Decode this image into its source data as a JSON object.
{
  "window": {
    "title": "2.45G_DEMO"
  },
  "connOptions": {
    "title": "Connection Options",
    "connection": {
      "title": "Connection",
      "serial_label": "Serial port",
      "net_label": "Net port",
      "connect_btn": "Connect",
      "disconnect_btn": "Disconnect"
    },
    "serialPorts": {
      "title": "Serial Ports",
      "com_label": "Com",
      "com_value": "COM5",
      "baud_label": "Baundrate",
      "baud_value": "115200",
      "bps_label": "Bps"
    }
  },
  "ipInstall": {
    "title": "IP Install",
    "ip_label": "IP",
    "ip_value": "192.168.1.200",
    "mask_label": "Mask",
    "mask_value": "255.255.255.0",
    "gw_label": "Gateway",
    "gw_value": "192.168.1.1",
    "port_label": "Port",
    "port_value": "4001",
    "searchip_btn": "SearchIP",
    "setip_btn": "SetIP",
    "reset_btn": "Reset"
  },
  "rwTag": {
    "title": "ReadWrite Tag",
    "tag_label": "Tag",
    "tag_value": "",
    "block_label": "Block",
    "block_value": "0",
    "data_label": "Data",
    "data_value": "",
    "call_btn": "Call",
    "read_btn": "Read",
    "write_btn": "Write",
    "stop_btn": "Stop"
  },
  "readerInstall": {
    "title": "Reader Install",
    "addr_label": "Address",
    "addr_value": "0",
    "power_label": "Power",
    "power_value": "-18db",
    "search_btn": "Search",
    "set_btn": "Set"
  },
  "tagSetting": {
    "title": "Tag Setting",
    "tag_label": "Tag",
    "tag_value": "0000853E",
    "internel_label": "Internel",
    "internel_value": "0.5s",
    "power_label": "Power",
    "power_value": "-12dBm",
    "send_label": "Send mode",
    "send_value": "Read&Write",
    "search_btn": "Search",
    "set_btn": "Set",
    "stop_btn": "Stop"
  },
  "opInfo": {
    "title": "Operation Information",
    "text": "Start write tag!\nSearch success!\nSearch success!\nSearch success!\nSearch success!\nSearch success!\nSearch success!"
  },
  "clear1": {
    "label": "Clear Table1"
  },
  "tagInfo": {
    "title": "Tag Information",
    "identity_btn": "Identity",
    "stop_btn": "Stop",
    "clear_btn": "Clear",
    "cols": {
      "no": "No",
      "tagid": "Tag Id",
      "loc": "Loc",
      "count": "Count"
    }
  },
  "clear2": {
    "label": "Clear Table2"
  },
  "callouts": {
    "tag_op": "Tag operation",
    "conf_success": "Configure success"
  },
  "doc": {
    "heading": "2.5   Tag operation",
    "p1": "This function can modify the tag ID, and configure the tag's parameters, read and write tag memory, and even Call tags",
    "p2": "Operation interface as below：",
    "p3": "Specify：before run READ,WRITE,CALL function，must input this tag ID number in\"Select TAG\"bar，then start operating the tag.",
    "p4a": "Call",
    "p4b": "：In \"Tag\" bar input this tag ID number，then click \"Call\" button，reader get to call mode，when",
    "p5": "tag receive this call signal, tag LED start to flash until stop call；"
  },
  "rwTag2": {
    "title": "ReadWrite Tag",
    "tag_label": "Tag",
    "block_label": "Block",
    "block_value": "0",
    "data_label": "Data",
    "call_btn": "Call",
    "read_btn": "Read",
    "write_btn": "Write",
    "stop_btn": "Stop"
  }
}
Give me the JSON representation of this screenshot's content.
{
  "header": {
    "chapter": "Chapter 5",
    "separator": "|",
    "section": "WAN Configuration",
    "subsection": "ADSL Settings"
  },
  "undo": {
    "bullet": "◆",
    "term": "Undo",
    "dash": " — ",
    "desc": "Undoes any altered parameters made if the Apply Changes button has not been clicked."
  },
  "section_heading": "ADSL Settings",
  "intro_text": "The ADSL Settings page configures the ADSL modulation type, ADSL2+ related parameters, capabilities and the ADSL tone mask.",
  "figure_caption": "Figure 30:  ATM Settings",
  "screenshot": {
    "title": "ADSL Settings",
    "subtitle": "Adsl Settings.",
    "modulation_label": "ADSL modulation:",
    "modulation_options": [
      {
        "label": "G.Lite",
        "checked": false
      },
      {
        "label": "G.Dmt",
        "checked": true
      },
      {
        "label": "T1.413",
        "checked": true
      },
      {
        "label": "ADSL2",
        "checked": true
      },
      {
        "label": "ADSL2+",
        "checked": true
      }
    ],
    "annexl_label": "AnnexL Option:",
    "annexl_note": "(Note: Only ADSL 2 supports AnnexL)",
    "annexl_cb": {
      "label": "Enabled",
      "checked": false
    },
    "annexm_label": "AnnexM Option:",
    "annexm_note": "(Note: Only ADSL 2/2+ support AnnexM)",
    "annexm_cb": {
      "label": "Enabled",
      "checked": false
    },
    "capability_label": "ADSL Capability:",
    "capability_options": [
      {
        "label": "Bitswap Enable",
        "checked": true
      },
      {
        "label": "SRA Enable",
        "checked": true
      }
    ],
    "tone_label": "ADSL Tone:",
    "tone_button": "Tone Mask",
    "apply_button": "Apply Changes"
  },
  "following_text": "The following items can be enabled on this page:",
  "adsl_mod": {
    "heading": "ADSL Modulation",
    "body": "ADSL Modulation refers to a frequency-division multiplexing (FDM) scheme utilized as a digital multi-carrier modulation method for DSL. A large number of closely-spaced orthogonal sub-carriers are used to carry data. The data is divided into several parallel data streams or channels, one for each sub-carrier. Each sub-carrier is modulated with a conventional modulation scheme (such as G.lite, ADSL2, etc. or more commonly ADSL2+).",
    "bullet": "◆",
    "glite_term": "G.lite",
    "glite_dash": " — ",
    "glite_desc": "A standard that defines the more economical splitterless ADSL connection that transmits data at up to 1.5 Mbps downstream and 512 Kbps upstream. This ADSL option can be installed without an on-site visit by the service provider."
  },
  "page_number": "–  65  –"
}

== == ==

* **EXERCISE BRIEF**:
Using the listing above, show every line that includes the string "function".

* **WORKED ANSWER**:
    "p1": "This function can modify the tag ID, and configure the tag's parameters, read and write tag memory, and even Call tags",
    "p3": "Specify：before run READ,WRITE,CALL function，must input this tag ID number in\"Select TAG\"bar，then start operating the tag.",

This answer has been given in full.